[START Records to use]

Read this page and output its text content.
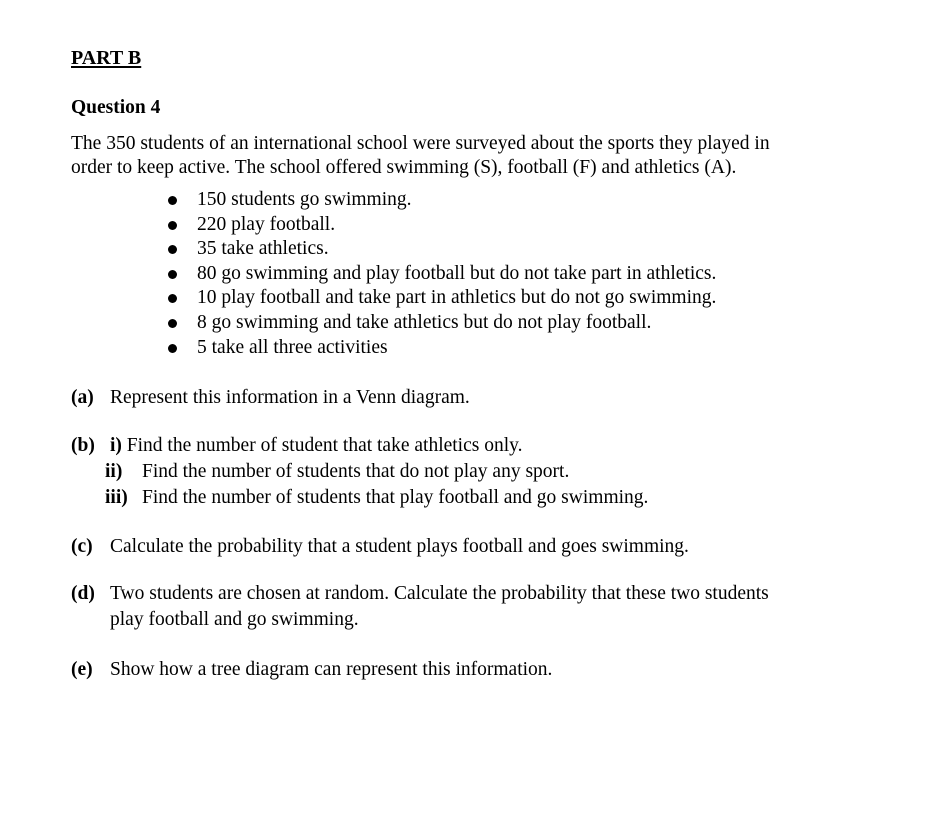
PART B
Question 4

The 350 students of an international school were surveyed about the sports they played in
order to keep active. The school offered swimming (S), football (F) and athletics (A).

150 students go swimming.
220 play football.
35 take athletics.
80 go swimming and play football but do not take part in athletics.
10 play football and take part in athletics but do not go swimming.
8 go swimming and take athletics but do not play football.
5 take all three activities
(a) Represent this information in a Venn diagram.
(b) i) Find the number of student that take athletics only.
ii) Find the number of students that do not play any sport.
iii) Find the number of students that play football and go swimming.
(c) Calculate the probability that a student plays football and goes swimming.
(d) Two students are chosen at random. Calculate the probability that these two students
play football and go swimming.
(e) Show how a tree diagram can represent this information.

[END Records to use]

What you will do: Retype the records exactly. Any image in them should not appear in what you write.

Answer to the problem:
Read this page and output its text content.
PART B
Question 4

The 350 students of an international school were surveyed about the sports they played in
order to keep active. The school offered swimming (S), football (F) and athletics (A).

150 students go swimming.
220 play football.
35 take athletics.
80 go swimming and play football but do not take part in athletics.
10 play football and take part in athletics but do not go swimming.
8 go swimming and take athletics but do not play football.
5 take all three activities
(a) Represent this information in a Venn diagram.
(b) i) Find the number of student that take athletics only.
ii) Find the number of students that do not play any sport.
iii) Find the number of students that play football and go swimming.
(c) Calculate the probability that a student plays football and goes swimming.
(d) Two students are chosen at random. Calculate the probability that these two students
play football and go swimming.
(e) Show how a tree diagram can represent this information.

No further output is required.